# what particular solution do i use

what particular solution do i use

i need to solve mz’’ + az’ = -mg where m, a and g are constants
i got the homogeneous solution to be z = A + Be^-(a/m)t

since there is a constant in the homogeneous sol and a (-mg) in the RHS of the original eqn, would it make sense to put the particular solution as z = Ct where C is a constant??(multiplied by t to account for the homogenous sol) or would it be something different because of the B in the homogeneous sol as well??? sorry if i sound dumb hahaha i just feel like im missing something
Original post by yuhyuh726329
what particular solution do i use
i need to solve mz’’ + az’ = -mg where m, a and g are constants
i got the homogeneous solution to be z = A + Be^-(a/m)t
since there is a constant in the homogeneous sol and a (-mg) in the RHS of the original eqn, would it make sense to put the particular solution as z = Ct where C is a constant??(multiplied by t to account for the homogenous sol) or would it be something different because of the B in the homogeneous sol as well??? sorry if i sound dumb hahaha i just feel like im missing something
If there is no z term in the ode, Id solve the (first order) ode for z' so the CF is just an exponential and the PI is constant. Then integrate that as normal to get z. Its also worth noting you could have done seperation of variables rather than CF/PI to get z' then z if you were stuck on the usual ode approach.

The ode is essential a terminal velocity equation where the resistance is proportional to velocity and the weight is the accelerating term. So the PI for the position would be a linear function wrt t as you suggest as the terminal velocity is constant.
(edited 2 months ago)

**Extracted records**

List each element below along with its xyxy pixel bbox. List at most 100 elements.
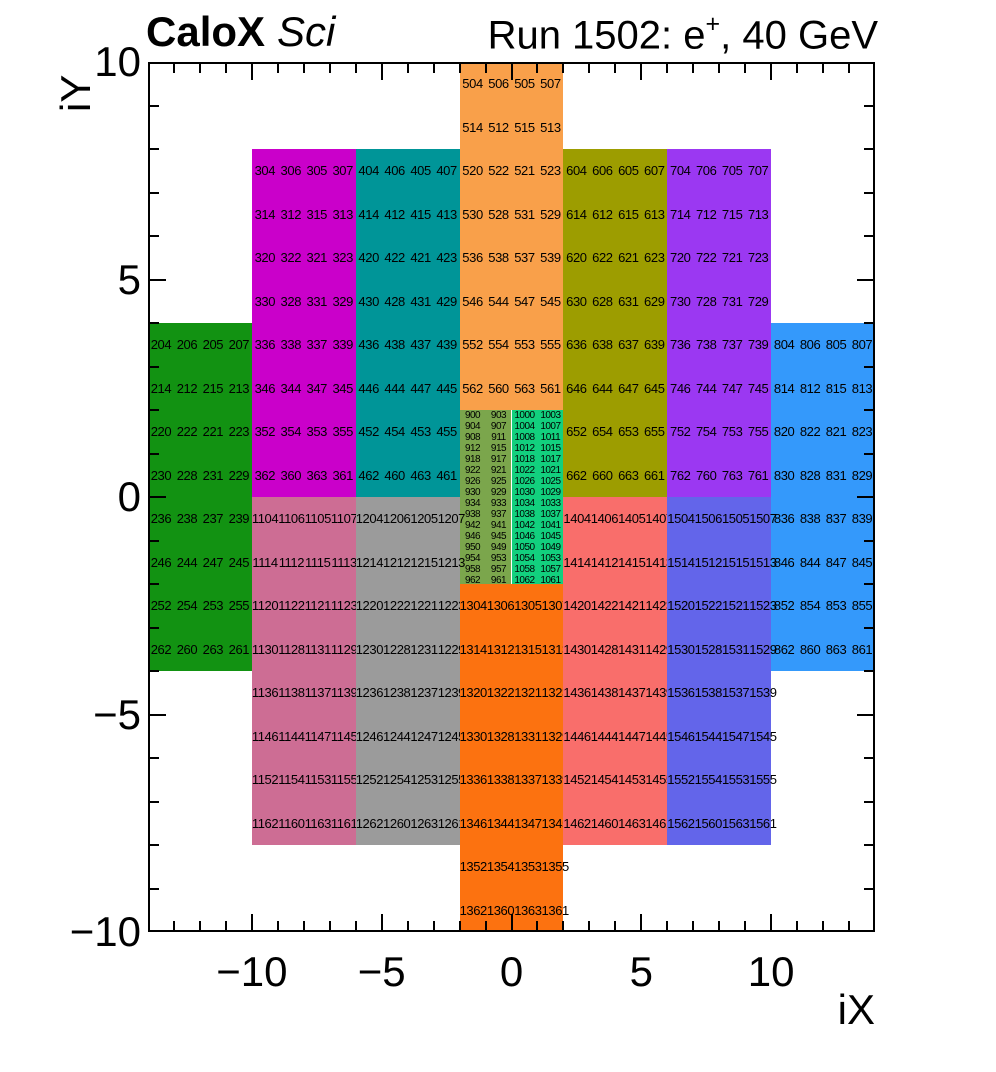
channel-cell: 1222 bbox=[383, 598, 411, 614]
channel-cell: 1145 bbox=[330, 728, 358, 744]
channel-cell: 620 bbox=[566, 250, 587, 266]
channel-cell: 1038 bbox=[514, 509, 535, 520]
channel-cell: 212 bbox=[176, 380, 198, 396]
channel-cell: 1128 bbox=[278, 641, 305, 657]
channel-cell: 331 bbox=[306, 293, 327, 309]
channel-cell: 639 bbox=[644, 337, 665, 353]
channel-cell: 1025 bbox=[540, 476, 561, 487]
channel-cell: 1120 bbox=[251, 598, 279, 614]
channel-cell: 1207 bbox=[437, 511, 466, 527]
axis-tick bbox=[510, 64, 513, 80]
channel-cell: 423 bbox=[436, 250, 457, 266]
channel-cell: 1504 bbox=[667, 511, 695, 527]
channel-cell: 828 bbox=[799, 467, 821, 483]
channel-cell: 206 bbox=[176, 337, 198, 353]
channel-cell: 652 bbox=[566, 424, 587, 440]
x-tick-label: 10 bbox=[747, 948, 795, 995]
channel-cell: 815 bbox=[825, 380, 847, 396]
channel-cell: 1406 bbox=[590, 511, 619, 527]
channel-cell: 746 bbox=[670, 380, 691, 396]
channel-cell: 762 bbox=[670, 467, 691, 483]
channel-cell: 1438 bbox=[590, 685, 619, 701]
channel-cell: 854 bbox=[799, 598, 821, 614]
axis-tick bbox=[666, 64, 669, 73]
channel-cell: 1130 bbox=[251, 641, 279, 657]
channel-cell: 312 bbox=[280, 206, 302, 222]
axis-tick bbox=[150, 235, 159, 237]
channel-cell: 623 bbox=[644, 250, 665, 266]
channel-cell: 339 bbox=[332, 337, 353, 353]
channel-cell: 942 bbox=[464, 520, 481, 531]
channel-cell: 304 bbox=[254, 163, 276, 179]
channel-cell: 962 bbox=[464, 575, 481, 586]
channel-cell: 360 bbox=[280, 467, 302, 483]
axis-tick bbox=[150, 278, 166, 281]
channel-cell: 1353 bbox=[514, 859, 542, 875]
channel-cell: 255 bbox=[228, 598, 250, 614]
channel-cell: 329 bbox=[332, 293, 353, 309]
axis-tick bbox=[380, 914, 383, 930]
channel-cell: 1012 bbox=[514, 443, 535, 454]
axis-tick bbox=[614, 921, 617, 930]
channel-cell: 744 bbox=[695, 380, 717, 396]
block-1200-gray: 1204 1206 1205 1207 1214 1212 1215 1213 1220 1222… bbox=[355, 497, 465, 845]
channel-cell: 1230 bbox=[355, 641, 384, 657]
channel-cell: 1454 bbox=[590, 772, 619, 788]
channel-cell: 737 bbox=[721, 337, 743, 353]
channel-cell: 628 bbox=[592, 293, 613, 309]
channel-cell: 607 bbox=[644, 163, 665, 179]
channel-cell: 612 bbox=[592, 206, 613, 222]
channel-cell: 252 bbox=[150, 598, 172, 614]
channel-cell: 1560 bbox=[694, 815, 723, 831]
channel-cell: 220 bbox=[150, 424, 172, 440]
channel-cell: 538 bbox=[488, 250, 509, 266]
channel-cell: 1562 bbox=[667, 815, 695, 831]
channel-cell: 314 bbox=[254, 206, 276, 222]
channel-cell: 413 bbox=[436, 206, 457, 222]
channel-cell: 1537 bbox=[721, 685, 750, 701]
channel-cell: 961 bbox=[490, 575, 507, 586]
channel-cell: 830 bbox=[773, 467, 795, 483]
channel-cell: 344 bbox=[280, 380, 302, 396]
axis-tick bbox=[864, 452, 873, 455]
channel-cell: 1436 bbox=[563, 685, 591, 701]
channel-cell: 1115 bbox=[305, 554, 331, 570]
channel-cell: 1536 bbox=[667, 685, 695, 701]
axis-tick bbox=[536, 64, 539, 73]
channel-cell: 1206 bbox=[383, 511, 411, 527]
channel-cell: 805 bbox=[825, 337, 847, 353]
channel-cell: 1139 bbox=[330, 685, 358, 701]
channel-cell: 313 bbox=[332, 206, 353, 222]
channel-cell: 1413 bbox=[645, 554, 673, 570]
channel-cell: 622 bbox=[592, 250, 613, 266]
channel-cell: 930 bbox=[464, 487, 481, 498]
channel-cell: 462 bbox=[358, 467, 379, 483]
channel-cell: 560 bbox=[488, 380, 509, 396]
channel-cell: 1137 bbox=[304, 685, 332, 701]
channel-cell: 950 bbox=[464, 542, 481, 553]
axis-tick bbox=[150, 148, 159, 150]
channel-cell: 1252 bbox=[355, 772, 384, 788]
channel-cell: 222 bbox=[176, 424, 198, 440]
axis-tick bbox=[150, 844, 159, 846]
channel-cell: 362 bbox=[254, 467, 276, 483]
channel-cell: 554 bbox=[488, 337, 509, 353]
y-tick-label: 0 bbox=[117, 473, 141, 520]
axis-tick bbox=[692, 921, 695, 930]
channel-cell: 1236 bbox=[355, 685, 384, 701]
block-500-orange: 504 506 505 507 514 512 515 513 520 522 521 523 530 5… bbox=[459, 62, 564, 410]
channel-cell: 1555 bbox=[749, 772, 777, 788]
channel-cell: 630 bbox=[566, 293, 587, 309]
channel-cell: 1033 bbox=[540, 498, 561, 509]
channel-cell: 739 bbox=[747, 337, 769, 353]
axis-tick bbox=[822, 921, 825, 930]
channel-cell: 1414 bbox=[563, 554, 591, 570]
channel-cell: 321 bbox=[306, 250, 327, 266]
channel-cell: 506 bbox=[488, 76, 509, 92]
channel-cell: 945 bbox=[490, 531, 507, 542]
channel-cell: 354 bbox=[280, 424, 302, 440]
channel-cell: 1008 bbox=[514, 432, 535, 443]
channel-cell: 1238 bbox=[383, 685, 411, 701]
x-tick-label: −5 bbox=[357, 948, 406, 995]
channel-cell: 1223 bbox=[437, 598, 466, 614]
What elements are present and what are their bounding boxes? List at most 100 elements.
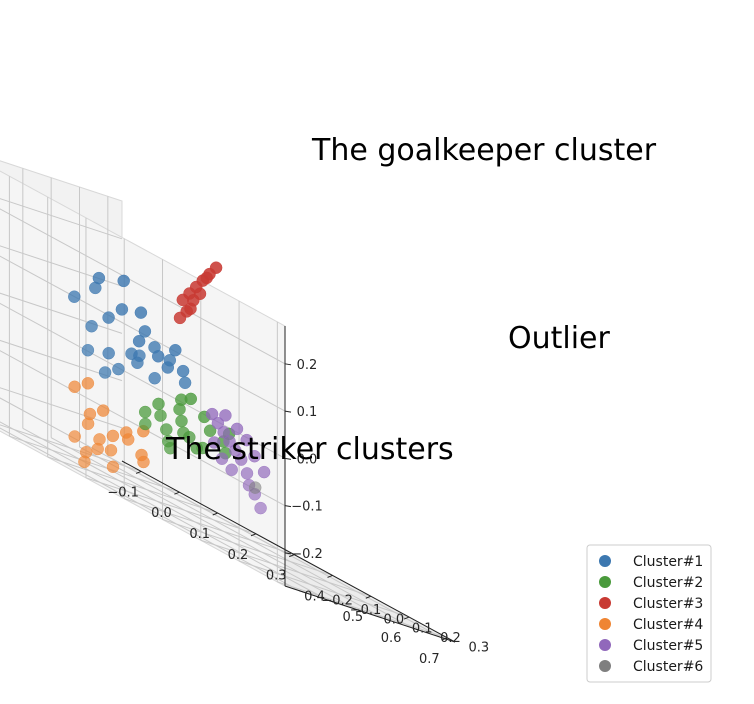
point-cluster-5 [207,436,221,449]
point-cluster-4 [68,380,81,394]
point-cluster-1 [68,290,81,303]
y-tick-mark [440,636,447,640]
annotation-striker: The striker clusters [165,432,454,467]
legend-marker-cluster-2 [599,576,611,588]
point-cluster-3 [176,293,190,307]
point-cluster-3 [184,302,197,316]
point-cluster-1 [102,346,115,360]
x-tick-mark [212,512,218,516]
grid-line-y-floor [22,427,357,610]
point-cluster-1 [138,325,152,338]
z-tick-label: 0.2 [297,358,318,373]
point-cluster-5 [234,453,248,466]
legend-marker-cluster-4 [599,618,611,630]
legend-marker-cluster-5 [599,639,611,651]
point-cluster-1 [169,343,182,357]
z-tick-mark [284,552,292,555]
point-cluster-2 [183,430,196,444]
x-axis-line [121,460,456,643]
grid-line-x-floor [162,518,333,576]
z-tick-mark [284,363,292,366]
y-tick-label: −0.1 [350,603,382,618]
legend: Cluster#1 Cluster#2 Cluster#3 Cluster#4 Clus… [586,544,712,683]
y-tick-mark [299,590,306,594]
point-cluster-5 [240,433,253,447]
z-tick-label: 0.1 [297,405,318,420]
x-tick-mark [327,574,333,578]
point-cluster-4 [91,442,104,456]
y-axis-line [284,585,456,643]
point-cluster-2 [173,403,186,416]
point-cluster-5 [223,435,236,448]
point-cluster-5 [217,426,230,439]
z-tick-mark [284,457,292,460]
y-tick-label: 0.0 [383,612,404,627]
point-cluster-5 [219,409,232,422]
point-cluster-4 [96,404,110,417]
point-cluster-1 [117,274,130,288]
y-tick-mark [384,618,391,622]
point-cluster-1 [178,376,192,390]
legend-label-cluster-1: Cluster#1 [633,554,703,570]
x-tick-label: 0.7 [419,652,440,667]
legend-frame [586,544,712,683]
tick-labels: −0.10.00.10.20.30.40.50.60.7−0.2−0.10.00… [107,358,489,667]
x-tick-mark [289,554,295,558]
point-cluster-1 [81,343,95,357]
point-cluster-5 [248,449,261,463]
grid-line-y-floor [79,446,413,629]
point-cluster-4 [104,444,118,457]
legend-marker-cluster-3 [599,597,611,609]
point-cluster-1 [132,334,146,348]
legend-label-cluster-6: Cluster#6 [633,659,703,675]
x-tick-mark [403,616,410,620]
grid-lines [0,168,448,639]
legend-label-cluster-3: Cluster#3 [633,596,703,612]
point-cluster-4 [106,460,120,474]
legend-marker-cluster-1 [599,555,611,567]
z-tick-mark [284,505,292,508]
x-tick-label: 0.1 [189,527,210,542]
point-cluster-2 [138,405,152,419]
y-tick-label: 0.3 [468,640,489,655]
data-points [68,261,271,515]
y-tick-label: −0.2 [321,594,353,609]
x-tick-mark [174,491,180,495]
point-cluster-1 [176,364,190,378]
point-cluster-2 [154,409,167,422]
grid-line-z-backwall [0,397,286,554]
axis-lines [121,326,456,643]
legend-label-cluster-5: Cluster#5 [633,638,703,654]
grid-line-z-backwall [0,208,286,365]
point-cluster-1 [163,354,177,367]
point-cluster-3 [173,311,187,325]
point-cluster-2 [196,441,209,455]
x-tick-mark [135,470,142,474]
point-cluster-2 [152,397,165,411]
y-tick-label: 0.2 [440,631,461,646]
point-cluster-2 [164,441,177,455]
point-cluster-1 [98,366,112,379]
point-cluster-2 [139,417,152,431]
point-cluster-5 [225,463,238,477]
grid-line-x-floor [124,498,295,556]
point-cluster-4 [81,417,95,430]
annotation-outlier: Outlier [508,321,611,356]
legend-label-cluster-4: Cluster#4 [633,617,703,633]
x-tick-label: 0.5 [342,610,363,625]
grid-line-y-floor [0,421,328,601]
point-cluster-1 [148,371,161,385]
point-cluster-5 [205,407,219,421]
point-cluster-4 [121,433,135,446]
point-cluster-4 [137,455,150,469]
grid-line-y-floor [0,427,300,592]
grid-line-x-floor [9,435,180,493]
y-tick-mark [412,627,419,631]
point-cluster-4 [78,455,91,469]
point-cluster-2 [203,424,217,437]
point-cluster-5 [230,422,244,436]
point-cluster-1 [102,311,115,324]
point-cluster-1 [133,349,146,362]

**Objective**
In the forum thread about the particular solution, what kind of equation does the reply say the ODE essentially is?

**Answer for this exercise**
A terminal velocity equation, where the resistance is proportional to velocity and the weight is the accelerating term.